• Brief
Transcribe the entries below exactly.

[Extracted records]
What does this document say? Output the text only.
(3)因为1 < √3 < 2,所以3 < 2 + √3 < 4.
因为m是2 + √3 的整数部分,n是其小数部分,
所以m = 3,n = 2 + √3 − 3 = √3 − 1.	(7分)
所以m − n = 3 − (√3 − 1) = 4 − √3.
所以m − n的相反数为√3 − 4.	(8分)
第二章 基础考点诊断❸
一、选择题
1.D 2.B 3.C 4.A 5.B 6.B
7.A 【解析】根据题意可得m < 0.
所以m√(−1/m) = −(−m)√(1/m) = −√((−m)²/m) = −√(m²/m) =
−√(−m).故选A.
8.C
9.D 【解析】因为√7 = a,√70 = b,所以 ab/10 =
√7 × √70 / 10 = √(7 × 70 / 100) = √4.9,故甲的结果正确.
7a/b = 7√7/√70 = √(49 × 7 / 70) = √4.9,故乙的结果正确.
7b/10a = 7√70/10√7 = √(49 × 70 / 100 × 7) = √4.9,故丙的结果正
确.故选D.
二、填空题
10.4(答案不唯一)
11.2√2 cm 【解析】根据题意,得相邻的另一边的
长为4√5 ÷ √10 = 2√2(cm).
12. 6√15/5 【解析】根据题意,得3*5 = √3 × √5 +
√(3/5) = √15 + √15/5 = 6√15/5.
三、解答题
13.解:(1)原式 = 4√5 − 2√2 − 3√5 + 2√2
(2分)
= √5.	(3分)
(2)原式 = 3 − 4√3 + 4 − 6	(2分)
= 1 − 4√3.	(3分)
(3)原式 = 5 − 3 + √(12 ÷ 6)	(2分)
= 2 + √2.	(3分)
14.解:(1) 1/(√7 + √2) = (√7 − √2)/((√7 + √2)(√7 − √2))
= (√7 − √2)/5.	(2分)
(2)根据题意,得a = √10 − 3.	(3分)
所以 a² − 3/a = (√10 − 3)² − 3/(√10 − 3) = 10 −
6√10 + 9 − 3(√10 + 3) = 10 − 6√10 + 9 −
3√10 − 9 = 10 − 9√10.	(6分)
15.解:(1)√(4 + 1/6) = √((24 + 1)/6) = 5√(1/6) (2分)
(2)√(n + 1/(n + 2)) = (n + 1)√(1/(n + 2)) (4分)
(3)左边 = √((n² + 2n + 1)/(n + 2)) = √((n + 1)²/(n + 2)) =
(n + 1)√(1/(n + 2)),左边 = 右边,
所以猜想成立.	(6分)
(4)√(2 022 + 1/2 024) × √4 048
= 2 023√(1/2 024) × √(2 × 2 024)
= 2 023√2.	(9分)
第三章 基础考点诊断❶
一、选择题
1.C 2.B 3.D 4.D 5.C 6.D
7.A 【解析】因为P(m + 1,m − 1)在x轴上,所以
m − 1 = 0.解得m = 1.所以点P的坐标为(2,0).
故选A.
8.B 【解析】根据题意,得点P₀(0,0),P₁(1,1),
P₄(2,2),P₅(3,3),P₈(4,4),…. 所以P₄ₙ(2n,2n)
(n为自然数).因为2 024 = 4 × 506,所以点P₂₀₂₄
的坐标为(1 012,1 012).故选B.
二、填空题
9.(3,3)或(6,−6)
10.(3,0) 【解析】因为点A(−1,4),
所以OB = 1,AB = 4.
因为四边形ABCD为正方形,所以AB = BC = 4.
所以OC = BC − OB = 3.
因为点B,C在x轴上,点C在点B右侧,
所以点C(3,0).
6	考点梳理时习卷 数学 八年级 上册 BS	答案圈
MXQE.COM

• The reply
What does this document say? Output the text only.
(3)因为1 < √3 < 2,所以3 < 2 + √3 < 4.
因为m是2 + √3 的整数部分,n是其小数部分,
所以m = 3,n = 2 + √3 − 3 = √3 − 1.	(7分)
所以m − n = 3 − (√3 − 1) = 4 − √3.
所以m − n的相反数为√3 − 4.	(8分)
第二章 基础考点诊断❸
一、选择题
1.D 2.B 3.C 4.A 5.B 6.B
7.A 【解析】根据题意可得m < 0.
所以m√(−1/m) = −(−m)√(1/m) = −√((−m)²/m) = −√(m²/m) =
−√(−m).故选A.
8.C
9.D 【解析】因为√7 = a,√70 = b,所以 ab/10 =
√7 × √70 / 10 = √(7 × 70 / 100) = √4.9,故甲的结果正确.
7a/b = 7√7/√70 = √(49 × 7 / 70) = √4.9,故乙的结果正确.
7b/10a = 7√70/10√7 = √(49 × 70 / 100 × 7) = √4.9,故丙的结果正
确.故选D.
二、填空题
10.4(答案不唯一)
11.2√2 cm 【解析】根据题意,得相邻的另一边的
长为4√5 ÷ √10 = 2√2(cm).
12. 6√15/5 【解析】根据题意,得3*5 = √3 × √5 +
√(3/5) = √15 + √15/5 = 6√15/5.
三、解答题
13.解:(1)原式 = 4√5 − 2√2 − 3√5 + 2√2
(2分)
= √5.	(3分)
(2)原式 = 3 − 4√3 + 4 − 6	(2分)
= 1 − 4√3.	(3分)
(3)原式 = 5 − 3 + √(12 ÷ 6)	(2分)
= 2 + √2.	(3分)
14.解:(1) 1/(√7 + √2) = (√7 − √2)/((√7 + √2)(√7 − √2))
= (√7 − √2)/5.	(2分)
(2)根据题意,得a = √10 − 3.	(3分)
所以 a² − 3/a = (√10 − 3)² − 3/(√10 − 3) = 10 −
6√10 + 9 − 3(√10 + 3) = 10 − 6√10 + 9 −
3√10 − 9 = 10 − 9√10.	(6分)
15.解:(1)√(4 + 1/6) = √((24 + 1)/6) = 5√(1/6) (2分)
(2)√(n + 1/(n + 2)) = (n + 1)√(1/(n + 2)) (4分)
(3)左边 = √((n² + 2n + 1)/(n + 2)) = √((n + 1)²/(n + 2)) =
(n + 1)√(1/(n + 2)),左边 = 右边,
所以猜想成立.	(6分)
(4)√(2 022 + 1/2 024) × √4 048
= 2 023√(1/2 024) × √(2 × 2 024)
= 2 023√2.	(9分)
第三章 基础考点诊断❶
一、选择题
1.C 2.B 3.D 4.D 5.C 6.D
7.A 【解析】因为P(m + 1,m − 1)在x轴上,所以
m − 1 = 0.解得m = 1.所以点P的坐标为(2,0).
故选A.
8.B 【解析】根据题意,得点P₀(0,0),P₁(1,1),
P₄(2,2),P₅(3,3),P₈(4,4),…. 所以P₄ₙ(2n,2n)
(n为自然数).因为2 024 = 4 × 506,所以点P₂₀₂₄
的坐标为(1 012,1 012).故选B.
二、填空题
9.(3,3)或(6,−6)
10.(3,0) 【解析】因为点A(−1,4),
所以OB = 1,AB = 4.
因为四边形ABCD为正方形,所以AB = BC = 4.
所以OC = BC − OB = 3.
因为点B,C在x轴上,点C在点B右侧,
所以点C(3,0).
6	考点梳理时习卷 数学 八年级 上册 BS	答案圈
MXQE.COM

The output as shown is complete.